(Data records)
<<<<
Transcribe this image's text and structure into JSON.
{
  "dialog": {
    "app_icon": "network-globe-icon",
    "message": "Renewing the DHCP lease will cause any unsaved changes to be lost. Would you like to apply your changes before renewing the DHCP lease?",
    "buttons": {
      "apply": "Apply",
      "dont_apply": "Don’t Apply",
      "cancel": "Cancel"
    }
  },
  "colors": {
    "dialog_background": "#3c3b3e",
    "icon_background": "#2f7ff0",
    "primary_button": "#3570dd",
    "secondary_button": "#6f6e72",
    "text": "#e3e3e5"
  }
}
>>>>
Determine how many lines include the string "text". Give no answer but the number.

→ Answer to the problem:
2